Data rows:

§ §

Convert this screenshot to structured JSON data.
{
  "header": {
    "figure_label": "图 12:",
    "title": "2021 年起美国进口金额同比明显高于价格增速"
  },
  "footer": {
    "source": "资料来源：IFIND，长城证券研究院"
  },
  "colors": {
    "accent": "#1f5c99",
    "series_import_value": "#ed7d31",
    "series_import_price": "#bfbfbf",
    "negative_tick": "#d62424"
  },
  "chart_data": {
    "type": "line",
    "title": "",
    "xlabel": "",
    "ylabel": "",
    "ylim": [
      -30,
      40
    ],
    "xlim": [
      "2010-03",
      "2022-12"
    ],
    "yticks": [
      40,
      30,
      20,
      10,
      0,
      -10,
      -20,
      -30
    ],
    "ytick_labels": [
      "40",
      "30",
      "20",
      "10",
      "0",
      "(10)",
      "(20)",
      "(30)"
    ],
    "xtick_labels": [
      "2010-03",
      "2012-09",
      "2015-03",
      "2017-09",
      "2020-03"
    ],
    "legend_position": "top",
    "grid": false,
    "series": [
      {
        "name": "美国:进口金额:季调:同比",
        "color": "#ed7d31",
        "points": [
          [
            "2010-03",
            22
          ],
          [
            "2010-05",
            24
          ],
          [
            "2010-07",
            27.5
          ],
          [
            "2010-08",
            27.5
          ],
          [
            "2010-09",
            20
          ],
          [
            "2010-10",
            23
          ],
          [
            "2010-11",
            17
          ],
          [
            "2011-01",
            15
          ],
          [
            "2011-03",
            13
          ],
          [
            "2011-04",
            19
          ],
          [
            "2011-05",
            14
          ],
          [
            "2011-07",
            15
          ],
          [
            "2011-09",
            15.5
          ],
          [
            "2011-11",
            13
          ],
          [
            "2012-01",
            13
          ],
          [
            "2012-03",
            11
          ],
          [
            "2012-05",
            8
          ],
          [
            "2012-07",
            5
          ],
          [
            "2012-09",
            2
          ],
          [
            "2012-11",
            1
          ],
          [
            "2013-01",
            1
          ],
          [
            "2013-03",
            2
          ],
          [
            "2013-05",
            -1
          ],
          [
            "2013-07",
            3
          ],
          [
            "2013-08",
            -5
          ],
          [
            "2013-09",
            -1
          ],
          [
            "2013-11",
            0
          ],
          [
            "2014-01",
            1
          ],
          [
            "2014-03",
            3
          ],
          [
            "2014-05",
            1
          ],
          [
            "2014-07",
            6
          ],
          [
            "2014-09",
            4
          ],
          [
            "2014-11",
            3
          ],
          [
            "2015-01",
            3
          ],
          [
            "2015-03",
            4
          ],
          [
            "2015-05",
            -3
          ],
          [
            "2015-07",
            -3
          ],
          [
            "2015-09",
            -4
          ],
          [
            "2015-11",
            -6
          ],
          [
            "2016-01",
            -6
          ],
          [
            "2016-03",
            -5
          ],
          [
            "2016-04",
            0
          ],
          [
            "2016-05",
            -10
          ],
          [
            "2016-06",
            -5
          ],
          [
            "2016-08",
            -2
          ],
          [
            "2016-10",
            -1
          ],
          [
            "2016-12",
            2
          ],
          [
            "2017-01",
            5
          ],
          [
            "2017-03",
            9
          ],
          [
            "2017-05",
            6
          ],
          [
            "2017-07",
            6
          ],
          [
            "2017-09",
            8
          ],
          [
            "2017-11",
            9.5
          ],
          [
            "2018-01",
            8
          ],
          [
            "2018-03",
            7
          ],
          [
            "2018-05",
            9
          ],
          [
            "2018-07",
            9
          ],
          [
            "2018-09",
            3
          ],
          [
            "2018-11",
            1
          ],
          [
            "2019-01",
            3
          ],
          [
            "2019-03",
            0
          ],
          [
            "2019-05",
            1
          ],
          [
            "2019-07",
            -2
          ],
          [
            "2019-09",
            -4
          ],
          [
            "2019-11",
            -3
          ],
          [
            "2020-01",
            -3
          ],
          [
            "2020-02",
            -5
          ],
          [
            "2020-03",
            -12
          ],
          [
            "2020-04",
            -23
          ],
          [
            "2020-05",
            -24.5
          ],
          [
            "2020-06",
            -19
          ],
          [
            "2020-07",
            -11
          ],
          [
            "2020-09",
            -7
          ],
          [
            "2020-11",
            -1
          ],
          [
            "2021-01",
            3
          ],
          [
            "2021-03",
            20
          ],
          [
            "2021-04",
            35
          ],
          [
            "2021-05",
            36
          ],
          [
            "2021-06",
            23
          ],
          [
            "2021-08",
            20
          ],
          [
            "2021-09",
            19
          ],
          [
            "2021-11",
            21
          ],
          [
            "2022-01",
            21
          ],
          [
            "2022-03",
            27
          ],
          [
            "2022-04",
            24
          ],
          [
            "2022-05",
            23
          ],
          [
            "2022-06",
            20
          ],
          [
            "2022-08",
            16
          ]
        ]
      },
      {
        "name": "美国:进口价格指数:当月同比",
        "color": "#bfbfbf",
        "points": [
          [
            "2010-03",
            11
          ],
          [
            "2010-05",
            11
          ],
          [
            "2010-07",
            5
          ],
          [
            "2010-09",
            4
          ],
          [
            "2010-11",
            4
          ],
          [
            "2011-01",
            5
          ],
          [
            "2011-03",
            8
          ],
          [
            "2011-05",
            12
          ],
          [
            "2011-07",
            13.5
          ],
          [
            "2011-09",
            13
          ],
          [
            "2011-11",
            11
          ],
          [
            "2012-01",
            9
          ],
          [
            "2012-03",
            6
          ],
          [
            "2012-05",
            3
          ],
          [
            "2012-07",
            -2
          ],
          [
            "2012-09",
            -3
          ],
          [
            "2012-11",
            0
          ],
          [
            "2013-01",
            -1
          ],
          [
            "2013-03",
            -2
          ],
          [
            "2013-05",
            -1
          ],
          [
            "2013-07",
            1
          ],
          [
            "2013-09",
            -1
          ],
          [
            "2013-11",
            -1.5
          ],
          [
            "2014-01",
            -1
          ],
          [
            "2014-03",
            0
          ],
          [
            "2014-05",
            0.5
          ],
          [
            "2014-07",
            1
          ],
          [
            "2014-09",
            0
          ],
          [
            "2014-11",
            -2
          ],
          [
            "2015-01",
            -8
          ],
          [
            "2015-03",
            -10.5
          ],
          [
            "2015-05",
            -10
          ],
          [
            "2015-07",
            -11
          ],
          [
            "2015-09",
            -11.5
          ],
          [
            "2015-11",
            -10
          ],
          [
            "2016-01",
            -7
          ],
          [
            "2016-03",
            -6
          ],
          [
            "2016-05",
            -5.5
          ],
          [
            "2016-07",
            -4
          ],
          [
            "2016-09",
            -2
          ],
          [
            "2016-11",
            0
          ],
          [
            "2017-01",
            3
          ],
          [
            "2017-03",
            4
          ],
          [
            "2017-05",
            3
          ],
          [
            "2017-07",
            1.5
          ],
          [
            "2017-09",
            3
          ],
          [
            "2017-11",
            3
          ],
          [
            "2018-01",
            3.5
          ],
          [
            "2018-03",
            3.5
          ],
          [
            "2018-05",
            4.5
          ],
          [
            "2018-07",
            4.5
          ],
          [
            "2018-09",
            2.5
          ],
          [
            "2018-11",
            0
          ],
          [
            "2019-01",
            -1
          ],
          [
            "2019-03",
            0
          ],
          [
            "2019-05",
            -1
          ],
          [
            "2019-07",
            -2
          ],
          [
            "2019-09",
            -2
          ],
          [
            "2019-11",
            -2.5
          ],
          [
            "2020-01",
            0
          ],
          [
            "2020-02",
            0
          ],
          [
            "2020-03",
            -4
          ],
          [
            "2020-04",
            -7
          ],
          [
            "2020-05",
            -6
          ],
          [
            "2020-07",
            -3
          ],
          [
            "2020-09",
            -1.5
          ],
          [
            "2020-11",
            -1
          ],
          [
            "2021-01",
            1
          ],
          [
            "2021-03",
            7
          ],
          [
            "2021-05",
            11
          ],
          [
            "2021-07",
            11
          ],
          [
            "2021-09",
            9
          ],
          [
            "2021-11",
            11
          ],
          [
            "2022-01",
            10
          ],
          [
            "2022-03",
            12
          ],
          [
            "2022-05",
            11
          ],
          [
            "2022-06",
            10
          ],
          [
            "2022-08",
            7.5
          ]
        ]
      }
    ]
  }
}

§ §

Required task: Identify all lines in the records above with the word "name".

Result of the task:
        "name": "美国:进口金额:季调:同比",
        "name": "美国:进口价格指数:当月同比",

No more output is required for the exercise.